═════ PROVIDED INFORMATION

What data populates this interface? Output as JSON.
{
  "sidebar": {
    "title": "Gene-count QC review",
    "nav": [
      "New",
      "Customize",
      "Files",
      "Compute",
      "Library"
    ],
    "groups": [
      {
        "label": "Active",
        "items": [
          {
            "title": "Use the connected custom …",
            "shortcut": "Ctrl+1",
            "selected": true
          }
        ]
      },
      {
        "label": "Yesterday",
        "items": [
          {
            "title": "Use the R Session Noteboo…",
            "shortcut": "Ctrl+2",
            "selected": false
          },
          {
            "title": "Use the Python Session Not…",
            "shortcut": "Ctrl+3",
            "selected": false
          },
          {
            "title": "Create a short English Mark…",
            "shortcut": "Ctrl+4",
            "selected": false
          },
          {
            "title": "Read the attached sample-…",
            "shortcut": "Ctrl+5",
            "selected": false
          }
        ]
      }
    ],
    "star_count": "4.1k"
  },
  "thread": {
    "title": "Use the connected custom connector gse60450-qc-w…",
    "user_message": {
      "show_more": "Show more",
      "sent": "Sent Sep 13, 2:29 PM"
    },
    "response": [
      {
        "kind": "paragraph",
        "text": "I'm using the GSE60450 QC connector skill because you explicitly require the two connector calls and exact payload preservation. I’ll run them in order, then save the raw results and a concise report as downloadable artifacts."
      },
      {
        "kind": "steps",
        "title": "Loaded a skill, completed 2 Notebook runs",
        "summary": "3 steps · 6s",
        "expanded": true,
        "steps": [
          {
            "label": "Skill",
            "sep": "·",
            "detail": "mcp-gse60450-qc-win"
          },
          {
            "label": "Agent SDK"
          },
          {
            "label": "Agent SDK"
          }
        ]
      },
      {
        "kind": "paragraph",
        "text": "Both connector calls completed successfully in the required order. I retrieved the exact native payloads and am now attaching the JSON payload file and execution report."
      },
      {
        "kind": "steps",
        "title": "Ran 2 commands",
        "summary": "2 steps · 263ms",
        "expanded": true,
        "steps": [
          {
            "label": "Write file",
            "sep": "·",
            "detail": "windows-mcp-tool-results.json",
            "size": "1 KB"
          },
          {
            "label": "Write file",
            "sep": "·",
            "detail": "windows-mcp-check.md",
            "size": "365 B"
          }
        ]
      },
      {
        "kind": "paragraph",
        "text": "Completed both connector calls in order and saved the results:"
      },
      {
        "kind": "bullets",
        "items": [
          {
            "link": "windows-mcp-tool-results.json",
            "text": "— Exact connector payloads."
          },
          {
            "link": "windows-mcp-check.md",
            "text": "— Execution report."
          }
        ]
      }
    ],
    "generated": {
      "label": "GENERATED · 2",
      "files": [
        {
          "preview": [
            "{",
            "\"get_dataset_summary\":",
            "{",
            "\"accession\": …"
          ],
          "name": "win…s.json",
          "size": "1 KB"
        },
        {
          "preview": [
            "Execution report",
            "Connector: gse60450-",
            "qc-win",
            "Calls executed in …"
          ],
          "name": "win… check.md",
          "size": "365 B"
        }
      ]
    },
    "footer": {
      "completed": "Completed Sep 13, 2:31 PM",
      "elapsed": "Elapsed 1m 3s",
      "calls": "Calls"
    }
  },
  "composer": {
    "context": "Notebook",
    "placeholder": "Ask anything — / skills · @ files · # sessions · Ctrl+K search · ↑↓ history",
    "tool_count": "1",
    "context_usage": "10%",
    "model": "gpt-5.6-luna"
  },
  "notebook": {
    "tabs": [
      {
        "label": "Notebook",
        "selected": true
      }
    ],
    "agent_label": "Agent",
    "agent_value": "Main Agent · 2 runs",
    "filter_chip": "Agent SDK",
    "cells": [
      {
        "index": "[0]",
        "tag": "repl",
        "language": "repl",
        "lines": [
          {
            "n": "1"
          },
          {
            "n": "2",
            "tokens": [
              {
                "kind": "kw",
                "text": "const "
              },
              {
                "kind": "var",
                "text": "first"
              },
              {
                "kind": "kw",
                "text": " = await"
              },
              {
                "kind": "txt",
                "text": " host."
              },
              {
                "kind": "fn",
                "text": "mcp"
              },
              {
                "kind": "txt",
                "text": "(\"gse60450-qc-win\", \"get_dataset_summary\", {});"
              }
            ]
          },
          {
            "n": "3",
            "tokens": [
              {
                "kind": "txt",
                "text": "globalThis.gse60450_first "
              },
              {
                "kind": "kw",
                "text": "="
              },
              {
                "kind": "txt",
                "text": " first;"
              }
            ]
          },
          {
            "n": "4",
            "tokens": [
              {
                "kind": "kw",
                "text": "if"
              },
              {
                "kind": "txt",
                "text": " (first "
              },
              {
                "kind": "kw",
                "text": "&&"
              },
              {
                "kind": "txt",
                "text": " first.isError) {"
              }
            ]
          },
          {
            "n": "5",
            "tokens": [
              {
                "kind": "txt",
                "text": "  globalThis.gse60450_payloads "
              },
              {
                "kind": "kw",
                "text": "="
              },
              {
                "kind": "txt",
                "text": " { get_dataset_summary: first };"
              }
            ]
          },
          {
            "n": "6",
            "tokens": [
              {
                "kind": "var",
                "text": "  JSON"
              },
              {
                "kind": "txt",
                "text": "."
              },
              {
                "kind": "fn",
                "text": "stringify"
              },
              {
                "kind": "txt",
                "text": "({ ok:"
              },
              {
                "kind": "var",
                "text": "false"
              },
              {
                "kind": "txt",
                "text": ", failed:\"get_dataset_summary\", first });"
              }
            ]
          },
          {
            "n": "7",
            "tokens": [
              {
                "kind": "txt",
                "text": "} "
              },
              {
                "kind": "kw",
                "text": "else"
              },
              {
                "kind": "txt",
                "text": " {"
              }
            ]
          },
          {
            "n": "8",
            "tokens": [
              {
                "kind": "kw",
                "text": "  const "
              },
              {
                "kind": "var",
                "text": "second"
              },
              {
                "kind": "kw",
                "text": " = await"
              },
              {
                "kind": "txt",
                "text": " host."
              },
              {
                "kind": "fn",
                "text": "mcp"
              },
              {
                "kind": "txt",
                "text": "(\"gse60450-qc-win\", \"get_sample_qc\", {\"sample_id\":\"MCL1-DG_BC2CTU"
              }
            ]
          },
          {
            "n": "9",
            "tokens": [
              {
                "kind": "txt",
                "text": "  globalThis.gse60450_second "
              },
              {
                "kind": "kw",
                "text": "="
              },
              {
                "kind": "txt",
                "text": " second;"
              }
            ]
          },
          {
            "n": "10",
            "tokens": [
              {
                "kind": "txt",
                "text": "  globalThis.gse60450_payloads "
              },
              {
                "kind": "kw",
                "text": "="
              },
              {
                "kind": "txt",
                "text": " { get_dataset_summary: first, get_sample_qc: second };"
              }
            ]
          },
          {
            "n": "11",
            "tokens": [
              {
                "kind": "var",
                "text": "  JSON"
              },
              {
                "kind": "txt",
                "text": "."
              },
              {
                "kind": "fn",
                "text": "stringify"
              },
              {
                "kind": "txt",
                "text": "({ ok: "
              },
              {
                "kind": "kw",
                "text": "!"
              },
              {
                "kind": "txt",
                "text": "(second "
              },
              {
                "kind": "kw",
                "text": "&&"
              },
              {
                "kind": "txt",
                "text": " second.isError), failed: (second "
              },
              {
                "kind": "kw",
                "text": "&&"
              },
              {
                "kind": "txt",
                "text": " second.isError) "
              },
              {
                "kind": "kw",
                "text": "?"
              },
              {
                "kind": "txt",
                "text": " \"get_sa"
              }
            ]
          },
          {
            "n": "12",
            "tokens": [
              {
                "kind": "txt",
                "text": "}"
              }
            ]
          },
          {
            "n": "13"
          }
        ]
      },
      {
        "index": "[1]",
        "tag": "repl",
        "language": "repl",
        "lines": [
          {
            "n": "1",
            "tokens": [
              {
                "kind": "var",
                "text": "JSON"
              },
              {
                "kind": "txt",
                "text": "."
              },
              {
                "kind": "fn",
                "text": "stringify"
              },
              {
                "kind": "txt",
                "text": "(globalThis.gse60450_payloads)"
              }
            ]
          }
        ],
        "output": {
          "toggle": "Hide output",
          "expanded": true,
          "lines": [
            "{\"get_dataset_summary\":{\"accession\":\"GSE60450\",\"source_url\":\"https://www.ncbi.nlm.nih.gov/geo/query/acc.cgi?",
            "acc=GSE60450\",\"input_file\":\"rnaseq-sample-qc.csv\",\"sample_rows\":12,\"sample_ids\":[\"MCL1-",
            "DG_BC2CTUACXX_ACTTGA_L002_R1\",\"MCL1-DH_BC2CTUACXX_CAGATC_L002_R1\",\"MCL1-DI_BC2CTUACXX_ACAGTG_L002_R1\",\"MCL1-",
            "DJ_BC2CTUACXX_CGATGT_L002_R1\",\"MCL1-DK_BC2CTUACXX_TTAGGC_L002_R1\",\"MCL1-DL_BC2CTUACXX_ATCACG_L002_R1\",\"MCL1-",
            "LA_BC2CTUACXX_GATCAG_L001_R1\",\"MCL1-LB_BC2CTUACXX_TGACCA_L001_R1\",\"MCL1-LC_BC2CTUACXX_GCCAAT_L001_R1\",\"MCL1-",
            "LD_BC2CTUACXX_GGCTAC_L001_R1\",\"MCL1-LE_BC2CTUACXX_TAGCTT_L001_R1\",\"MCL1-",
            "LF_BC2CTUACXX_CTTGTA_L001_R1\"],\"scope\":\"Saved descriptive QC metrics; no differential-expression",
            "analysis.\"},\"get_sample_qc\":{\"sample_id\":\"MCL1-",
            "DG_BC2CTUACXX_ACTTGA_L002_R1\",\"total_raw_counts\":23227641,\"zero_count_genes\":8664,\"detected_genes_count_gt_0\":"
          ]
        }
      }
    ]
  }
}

══════════

### WORK ORDER
Lines with the word "Agent" in them should be copied from the preceding records.

### SOLUTION TO THIS PROBLEM
            "label": "Agent SDK"
            "label": "Agent SDK"
    "agent_label": "Agent",
    "agent_value": "Main Agent · 2 runs",
    "filter_chip": "Agent SDK",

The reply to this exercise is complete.